RAG Agent Example

Want your agent to actually know about YOUR documentation instead of hallucinating? That's what RAG is for. Feed it your docs, it answers questions about them.

RAG Building Blocks

Embeddings Configuration

How your text becomes searchable vectors:

yaml

rag:
  embeddings:
    provider: openai                    # Embedding service provider
    model: "text-embedding-3-small"    # Specific embedding model
    dimension: 1536                     # Vector dimensions
    batch_size: 20                      # Process chunks in batches
    auth:
      api_key_env: "OPENAI_API_KEY"    # API authentication

Text Processing

Chop up your docs into bite-sized pieces:

yaml

rag:
  text_processing:
    chunk_size: 800                     # Maximum characters per chunk
    chunk_overlap: 100                  # Overlap between chunks
    splitter_type: markdown             # How to split text (markdown/basic)

Vector Store

Configuration for storing embedded vectors:

yaml

rag:
  vector_store:
    store_type: inmemory               # Storage type (inmemory/persistent)

● **Page layout parsing data**:
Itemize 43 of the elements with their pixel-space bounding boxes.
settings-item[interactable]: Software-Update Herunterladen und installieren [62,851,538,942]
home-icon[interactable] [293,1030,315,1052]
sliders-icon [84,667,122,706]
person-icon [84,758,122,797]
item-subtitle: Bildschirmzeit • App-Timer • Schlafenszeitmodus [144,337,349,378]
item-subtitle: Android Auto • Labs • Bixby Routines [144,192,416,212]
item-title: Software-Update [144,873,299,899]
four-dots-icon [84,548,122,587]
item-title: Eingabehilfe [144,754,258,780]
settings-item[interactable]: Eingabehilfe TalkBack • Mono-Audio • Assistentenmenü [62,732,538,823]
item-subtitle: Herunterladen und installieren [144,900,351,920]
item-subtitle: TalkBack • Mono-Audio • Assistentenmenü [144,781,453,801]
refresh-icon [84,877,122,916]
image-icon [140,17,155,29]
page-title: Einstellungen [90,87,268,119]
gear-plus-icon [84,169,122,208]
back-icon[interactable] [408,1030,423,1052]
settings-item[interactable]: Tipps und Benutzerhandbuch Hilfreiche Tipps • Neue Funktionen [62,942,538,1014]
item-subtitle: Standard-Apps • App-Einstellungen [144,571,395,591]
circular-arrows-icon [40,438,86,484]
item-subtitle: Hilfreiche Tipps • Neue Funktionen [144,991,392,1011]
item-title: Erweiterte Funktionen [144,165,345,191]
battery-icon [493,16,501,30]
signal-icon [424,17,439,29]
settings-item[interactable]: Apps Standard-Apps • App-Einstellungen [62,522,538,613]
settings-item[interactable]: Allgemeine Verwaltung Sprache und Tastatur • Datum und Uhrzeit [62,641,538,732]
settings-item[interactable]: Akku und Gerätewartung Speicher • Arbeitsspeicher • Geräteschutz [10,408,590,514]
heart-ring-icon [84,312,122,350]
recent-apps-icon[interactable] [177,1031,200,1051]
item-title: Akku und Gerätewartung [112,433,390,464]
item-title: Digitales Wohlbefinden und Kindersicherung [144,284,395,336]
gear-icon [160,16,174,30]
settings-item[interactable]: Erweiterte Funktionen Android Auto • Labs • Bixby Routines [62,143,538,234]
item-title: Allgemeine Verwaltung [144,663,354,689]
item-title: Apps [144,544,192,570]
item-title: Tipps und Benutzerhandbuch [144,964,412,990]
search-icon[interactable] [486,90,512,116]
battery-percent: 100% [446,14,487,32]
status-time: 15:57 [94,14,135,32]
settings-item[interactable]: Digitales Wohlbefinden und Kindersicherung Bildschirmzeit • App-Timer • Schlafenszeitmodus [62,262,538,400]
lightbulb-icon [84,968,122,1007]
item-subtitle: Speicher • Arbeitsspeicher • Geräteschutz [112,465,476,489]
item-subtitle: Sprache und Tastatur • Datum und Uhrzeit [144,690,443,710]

● **What to do**:
Please reproduce the RAG agent example word for word, starting at the words "Want your agent" and ending after "questions about them.".

● **Response to this task**:
Want your agent to actually know about YOUR documentation instead of hallucinating? That's what RAG is for. Feed it your docs, it answers questions about them.